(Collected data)
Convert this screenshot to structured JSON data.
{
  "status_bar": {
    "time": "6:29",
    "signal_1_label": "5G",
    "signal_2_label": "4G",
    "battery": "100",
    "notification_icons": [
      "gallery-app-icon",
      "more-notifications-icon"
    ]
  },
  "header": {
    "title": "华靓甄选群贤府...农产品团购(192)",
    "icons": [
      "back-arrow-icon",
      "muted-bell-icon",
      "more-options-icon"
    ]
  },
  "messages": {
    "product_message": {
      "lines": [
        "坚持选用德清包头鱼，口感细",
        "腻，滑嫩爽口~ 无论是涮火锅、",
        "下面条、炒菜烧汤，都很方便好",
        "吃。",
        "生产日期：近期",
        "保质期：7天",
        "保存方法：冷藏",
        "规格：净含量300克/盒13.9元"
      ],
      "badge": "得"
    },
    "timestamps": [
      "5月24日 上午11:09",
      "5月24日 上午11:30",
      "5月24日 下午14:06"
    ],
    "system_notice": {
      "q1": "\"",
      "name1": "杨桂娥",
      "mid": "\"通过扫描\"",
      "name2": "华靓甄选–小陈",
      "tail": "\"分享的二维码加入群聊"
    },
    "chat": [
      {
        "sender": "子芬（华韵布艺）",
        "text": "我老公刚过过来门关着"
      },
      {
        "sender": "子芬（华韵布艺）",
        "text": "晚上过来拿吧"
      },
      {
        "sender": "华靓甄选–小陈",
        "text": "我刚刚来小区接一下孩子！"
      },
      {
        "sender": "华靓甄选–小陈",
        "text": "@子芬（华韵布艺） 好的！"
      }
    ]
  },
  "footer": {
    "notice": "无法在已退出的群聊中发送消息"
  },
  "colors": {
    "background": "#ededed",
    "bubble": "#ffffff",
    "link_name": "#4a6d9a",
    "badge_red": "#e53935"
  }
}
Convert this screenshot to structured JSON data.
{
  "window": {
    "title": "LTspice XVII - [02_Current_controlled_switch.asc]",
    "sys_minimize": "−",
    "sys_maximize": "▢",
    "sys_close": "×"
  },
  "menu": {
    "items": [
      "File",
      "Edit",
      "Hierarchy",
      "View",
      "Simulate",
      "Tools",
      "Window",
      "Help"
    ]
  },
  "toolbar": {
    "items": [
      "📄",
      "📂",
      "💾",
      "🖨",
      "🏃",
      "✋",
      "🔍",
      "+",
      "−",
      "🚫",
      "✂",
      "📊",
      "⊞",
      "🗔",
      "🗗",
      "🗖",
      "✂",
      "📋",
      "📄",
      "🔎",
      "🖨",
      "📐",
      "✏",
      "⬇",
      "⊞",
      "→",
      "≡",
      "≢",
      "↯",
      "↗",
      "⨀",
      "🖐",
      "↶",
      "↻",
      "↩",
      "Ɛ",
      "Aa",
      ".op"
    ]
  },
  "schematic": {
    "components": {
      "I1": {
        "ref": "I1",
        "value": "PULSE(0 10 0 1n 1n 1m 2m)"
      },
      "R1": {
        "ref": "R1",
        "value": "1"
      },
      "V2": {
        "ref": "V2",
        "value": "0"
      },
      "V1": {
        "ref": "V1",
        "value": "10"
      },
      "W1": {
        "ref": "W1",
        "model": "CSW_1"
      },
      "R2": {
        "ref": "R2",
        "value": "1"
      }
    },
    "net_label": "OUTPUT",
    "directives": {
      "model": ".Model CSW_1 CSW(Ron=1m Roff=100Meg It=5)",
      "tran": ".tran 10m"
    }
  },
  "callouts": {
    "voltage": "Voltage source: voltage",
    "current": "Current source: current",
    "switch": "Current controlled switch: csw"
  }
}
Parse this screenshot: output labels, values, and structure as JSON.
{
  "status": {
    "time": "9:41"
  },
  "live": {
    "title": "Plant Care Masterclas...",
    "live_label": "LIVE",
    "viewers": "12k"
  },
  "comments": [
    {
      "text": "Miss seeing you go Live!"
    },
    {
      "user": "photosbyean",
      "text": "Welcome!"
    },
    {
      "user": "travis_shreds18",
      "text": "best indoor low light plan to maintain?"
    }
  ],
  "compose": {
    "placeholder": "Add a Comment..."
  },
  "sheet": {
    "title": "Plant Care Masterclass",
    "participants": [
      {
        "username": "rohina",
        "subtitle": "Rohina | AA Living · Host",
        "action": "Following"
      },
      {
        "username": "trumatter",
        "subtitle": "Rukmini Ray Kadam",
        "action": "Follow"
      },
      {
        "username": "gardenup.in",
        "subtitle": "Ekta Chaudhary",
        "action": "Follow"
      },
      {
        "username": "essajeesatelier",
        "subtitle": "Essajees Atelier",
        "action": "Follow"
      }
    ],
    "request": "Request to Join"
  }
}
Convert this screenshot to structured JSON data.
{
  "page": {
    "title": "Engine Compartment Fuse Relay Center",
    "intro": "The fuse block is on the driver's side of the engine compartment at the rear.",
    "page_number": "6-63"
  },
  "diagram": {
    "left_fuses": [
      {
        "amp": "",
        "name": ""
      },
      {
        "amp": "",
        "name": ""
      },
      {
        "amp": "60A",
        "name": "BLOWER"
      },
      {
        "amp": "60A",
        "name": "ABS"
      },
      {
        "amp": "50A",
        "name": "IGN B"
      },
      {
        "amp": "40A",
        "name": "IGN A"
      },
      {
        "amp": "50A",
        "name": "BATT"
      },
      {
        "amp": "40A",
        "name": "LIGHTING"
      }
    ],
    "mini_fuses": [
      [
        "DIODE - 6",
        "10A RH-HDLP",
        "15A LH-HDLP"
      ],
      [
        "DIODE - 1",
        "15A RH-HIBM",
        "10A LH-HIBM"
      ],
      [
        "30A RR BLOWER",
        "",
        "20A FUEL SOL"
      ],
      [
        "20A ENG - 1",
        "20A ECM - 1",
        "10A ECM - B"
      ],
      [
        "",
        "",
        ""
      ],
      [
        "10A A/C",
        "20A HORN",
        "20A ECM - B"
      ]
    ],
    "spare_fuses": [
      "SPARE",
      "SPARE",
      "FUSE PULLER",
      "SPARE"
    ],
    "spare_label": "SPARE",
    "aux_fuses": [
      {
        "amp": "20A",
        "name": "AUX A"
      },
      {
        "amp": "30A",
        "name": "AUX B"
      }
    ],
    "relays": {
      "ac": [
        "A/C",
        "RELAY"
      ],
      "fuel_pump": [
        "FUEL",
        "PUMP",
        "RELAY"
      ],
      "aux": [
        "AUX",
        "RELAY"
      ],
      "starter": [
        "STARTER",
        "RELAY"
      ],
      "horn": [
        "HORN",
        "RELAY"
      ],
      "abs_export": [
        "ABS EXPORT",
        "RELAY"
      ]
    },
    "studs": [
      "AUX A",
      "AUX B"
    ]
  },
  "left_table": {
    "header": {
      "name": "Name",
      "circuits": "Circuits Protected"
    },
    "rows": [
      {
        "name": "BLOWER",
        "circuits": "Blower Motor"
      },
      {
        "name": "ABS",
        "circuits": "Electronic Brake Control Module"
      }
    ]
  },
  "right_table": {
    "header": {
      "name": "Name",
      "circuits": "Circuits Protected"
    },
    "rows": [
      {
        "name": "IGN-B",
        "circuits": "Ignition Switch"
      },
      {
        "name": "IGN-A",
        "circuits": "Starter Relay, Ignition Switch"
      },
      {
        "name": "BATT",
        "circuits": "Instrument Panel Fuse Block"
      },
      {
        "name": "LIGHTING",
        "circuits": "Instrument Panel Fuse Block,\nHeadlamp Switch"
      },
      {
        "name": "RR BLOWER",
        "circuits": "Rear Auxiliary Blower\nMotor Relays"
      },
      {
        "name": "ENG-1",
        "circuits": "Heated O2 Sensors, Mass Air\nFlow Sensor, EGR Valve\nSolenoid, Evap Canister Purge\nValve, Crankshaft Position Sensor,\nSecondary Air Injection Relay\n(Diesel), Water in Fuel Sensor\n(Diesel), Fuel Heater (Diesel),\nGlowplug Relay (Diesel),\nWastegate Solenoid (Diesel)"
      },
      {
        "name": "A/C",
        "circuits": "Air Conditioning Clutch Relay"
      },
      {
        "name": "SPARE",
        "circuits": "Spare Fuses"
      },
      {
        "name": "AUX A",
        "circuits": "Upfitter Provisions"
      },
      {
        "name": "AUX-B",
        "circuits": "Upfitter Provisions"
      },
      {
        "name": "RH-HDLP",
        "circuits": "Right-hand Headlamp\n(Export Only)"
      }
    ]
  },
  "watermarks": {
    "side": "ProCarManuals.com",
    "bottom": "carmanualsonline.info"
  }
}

* What the task asks
Copy out each line in the preceding records that contains "Ignition".

* Task answer
        "circuits": "Ignition Switch"
        "circuits": "Starter Relay, Ignition Switch"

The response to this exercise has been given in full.